Start DATA IN THIS EXERCISE

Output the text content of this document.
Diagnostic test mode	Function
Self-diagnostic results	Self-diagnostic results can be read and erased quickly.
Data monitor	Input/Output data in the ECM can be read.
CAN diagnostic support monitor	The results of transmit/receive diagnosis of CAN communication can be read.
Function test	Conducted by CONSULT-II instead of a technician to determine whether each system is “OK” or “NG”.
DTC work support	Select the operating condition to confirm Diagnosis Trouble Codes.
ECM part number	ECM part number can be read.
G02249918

End DATA IN THIS EXERCISE

**PROMPT**
From the data above, pick out each line containing "test" and copy it.

**RESULT**
Diagnostic test mode	Function
Function test	Conducted by CONSULT-II instead of a technician to determine whether each system is “OK” or “NG”.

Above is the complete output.